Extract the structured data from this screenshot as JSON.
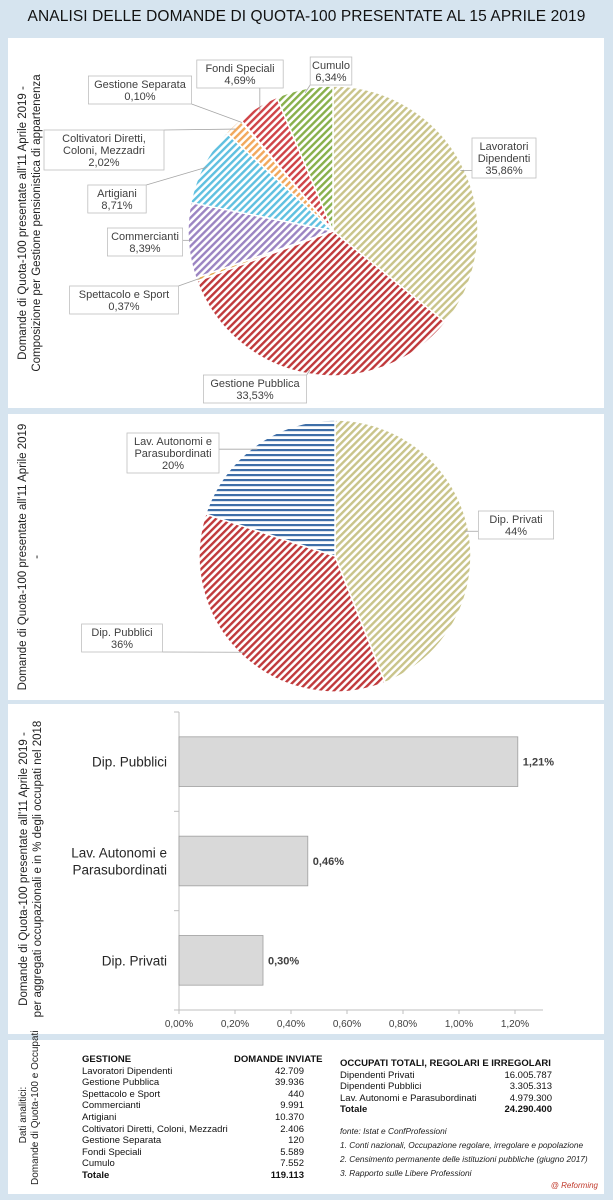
{
  "title": "ANALISI DELLE DOMANDE DI QUOTA-100 PRESENTATE AL 15 APRILE 2019",
  "panel1_side": [
    "Domande di Quota-100 presentate all'11 Aprile 2019 -",
    "Composizione per Gestione pensionistica di appartenenza"
  ],
  "panel2_side": [
    "Domande di Quota-100 presentate all'11 Aprile 2019",
    "-"
  ],
  "panel3_side": [
    "Domande di Quota-100 presentate all'11 Aprile 2019 -",
    "per aggregati occupazionali e in % degli occupati nel 2018"
  ],
  "panel4_side": [
    "Dati analitici:",
    "Domande di Quota-100 e Occupati"
  ],
  "chart_data": [
    {
      "type": "pie",
      "slices": [
        {
          "label": [
            "Lavoratori",
            "Dipendenti"
          ],
          "value": 35.86,
          "text": "35,86%",
          "color": "#c9c48a"
        },
        {
          "label": [
            "Gestione Pubblica"
          ],
          "value": 33.53,
          "text": "33,53%",
          "color": "#c0393b"
        },
        {
          "label": [
            "Spettacolo e Sport"
          ],
          "value": 0.37,
          "text": "0,37%",
          "color": "#e3a54a"
        },
        {
          "label": [
            "Commercianti"
          ],
          "value": 8.39,
          "text": "8,39%",
          "color": "#9b84c2"
        },
        {
          "label": [
            "Artigiani"
          ],
          "value": 8.71,
          "text": "8,71%",
          "color": "#5fc0e0"
        },
        {
          "label": [
            "Coltivatori Diretti,",
            "Coloni, Mezzadri"
          ],
          "value": 2.02,
          "text": "2,02%",
          "color": "#f2a85c"
        },
        {
          "label": [
            "Gestione Separata"
          ],
          "value": 0.1,
          "text": "0,10%",
          "color": "#9ab7d8"
        },
        {
          "label": [
            "Fondi Speciali"
          ],
          "value": 4.69,
          "text": "4,69%",
          "color": "#cf4347"
        },
        {
          "label": [
            "Cumulo"
          ],
          "value": 6.34,
          "text": "6,34%",
          "color": "#88b04b"
        }
      ]
    },
    {
      "type": "pie",
      "slices": [
        {
          "label": [
            "Dip. Privati"
          ],
          "value": 44,
          "text": "44%",
          "color": "#c9c48a"
        },
        {
          "label": [
            "Dip. Pubblici"
          ],
          "value": 36,
          "text": "36%",
          "color": "#c0393b"
        },
        {
          "label": [
            "Lav. Autonomi e",
            "Parasubordinati"
          ],
          "value": 20,
          "text": "20%",
          "color": "#3f6fa8"
        }
      ]
    },
    {
      "type": "bar",
      "orientation": "horizontal",
      "categories": [
        [
          "Dip. Pubblici"
        ],
        [
          "Lav. Autonomi e",
          "Parasubordinati"
        ],
        [
          "Dip. Privati"
        ]
      ],
      "values": [
        1.21,
        0.46,
        0.3
      ],
      "value_labels": [
        "1,21%",
        "0,46%",
        "0,30%"
      ],
      "xlim": [
        0,
        1.3
      ],
      "xticks": [
        0,
        0.2,
        0.4,
        0.6,
        0.8,
        1.0,
        1.2
      ],
      "xtick_labels": [
        "0,00%",
        "0,20%",
        "0,40%",
        "0,60%",
        "0,80%",
        "1,00%",
        "1,20%"
      ],
      "gridlines": false,
      "bar_color": "#d9d9d9"
    }
  ],
  "table1": {
    "header": [
      "GESTIONE",
      "DOMANDE INVIATE"
    ],
    "rows": [
      [
        "Lavoratori Dipendenti",
        "42.709"
      ],
      [
        "Gestione Pubblica",
        "39.936"
      ],
      [
        "Spettacolo e Sport",
        "440"
      ],
      [
        "Commercianti",
        "9.991"
      ],
      [
        "Artigiani",
        "10.370"
      ],
      [
        "Coltivatori Diretti, Coloni, Mezzadri",
        "2.406"
      ],
      [
        "Gestione Separata",
        "120"
      ],
      [
        "Fondi Speciali",
        "5.589"
      ],
      [
        "Cumulo",
        "7.552"
      ]
    ],
    "total": [
      "Totale",
      "119.113"
    ]
  },
  "table2": {
    "header": "OCCUPATI TOTALI, REGOLARI E IRREGOLARI",
    "rows": [
      [
        "Dipendenti Privati",
        "16.005.787"
      ],
      [
        "Dipendenti Pubblici",
        "3.305.313"
      ],
      [
        "Lav. Autonomi e Parasubordinati",
        "4.979.300"
      ]
    ],
    "total": [
      "Totale",
      "24.290.400"
    ]
  },
  "notes": [
    "fonte: Istat e ConfProfessioni",
    "1. Conti nazionali, Occupazione regolare, irregolare e popolazione",
    "2. Censimento permanente delle istituzioni pubbliche (giugno 2017)",
    "3. Rapporto sulle Libere Professioni"
  ],
  "credit": "@ Reforming"
}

——

**Prompt**
Go through the entries above and output them exactly, without pictures.

**Response below**
Extract the structured data from this screenshot as JSON.
{
  "title": "ANALISI DELLE DOMANDE DI QUOTA-100 PRESENTATE AL 15 APRILE 2019",
  "panel1_side": [
    "Domande di Quota-100 presentate all'11 Aprile 2019 -",
    "Composizione per Gestione pensionistica di appartenenza"
  ],
  "panel2_side": [
    "Domande di Quota-100 presentate all'11 Aprile 2019",
    "-"
  ],
  "panel3_side": [
    "Domande di Quota-100 presentate all'11 Aprile 2019 -",
    "per aggregati occupazionali e in % degli occupati nel 2018"
  ],
  "panel4_side": [
    "Dati analitici:",
    "Domande di Quota-100 e Occupati"
  ],
  "chart_data": [
    {
      "type": "pie",
      "slices": [
        {
          "label": [
            "Lavoratori",
            "Dipendenti"
          ],
          "value": 35.86,
          "text": "35,86%",
          "color": "#c9c48a"
        },
        {
          "label": [
            "Gestione Pubblica"
          ],
          "value": 33.53,
          "text": "33,53%",
          "color": "#c0393b"
        },
        {
          "label": [
            "Spettacolo e Sport"
          ],
          "value": 0.37,
          "text": "0,37%",
          "color": "#e3a54a"
        },
        {
          "label": [
            "Commercianti"
          ],
          "value": 8.39,
          "text": "8,39%",
          "color": "#9b84c2"
        },
        {
          "label": [
            "Artigiani"
          ],
          "value": 8.71,
          "text": "8,71%",
          "color": "#5fc0e0"
        },
        {
          "label": [
            "Coltivatori Diretti,",
            "Coloni, Mezzadri"
          ],
          "value": 2.02,
          "text": "2,02%",
          "color": "#f2a85c"
        },
        {
          "label": [
            "Gestione Separata"
          ],
          "value": 0.1,
          "text": "0,10%",
          "color": "#9ab7d8"
        },
        {
          "label": [
            "Fondi Speciali"
          ],
          "value": 4.69,
          "text": "4,69%",
          "color": "#cf4347"
        },
        {
          "label": [
            "Cumulo"
          ],
          "value": 6.34,
          "text": "6,34%",
          "color": "#88b04b"
        }
      ]
    },
    {
      "type": "pie",
      "slices": [
        {
          "label": [
            "Dip. Privati"
          ],
          "value": 44,
          "text": "44%",
          "color": "#c9c48a"
        },
        {
          "label": [
            "Dip. Pubblici"
          ],
          "value": 36,
          "text": "36%",
          "color": "#c0393b"
        },
        {
          "label": [
            "Lav. Autonomi e",
            "Parasubordinati"
          ],
          "value": 20,
          "text": "20%",
          "color": "#3f6fa8"
        }
      ]
    },
    {
      "type": "bar",
      "orientation": "horizontal",
      "categories": [
        [
          "Dip. Pubblici"
        ],
        [
          "Lav. Autonomi e",
          "Parasubordinati"
        ],
        [
          "Dip. Privati"
        ]
      ],
      "values": [
        1.21,
        0.46,
        0.3
      ],
      "value_labels": [
        "1,21%",
        "0,46%",
        "0,30%"
      ],
      "xlim": [
        0,
        1.3
      ],
      "xticks": [
        0,
        0.2,
        0.4,
        0.6,
        0.8,
        1.0,
        1.2
      ],
      "xtick_labels": [
        "0,00%",
        "0,20%",
        "0,40%",
        "0,60%",
        "0,80%",
        "1,00%",
        "1,20%"
      ],
      "gridlines": false,
      "bar_color": "#d9d9d9"
    }
  ],
  "table1": {
    "header": [
      "GESTIONE",
      "DOMANDE INVIATE"
    ],
    "rows": [
      [
        "Lavoratori Dipendenti",
        "42.709"
      ],
      [
        "Gestione Pubblica",
        "39.936"
      ],
      [
        "Spettacolo e Sport",
        "440"
      ],
      [
        "Commercianti",
        "9.991"
      ],
      [
        "Artigiani",
        "10.370"
      ],
      [
        "Coltivatori Diretti, Coloni, Mezzadri",
        "2.406"
      ],
      [
        "Gestione Separata",
        "120"
      ],
      [
        "Fondi Speciali",
        "5.589"
      ],
      [
        "Cumulo",
        "7.552"
      ]
    ],
    "total": [
      "Totale",
      "119.113"
    ]
  },
  "table2": {
    "header": "OCCUPATI TOTALI, REGOLARI E IRREGOLARI",
    "rows": [
      [
        "Dipendenti Privati",
        "16.005.787"
      ],
      [
        "Dipendenti Pubblici",
        "3.305.313"
      ],
      [
        "Lav. Autonomi e Parasubordinati",
        "4.979.300"
      ]
    ],
    "total": [
      "Totale",
      "24.290.400"
    ]
  },
  "notes": [
    "fonte: Istat e ConfProfessioni",
    "1. Conti nazionali, Occupazione regolare, irregolare e popolazione",
    "2. Censimento permanente delle istituzioni pubbliche (giugno 2017)",
    "3. Rapporto sulle Libere Professioni"
  ],
  "credit": "@ Reforming"
}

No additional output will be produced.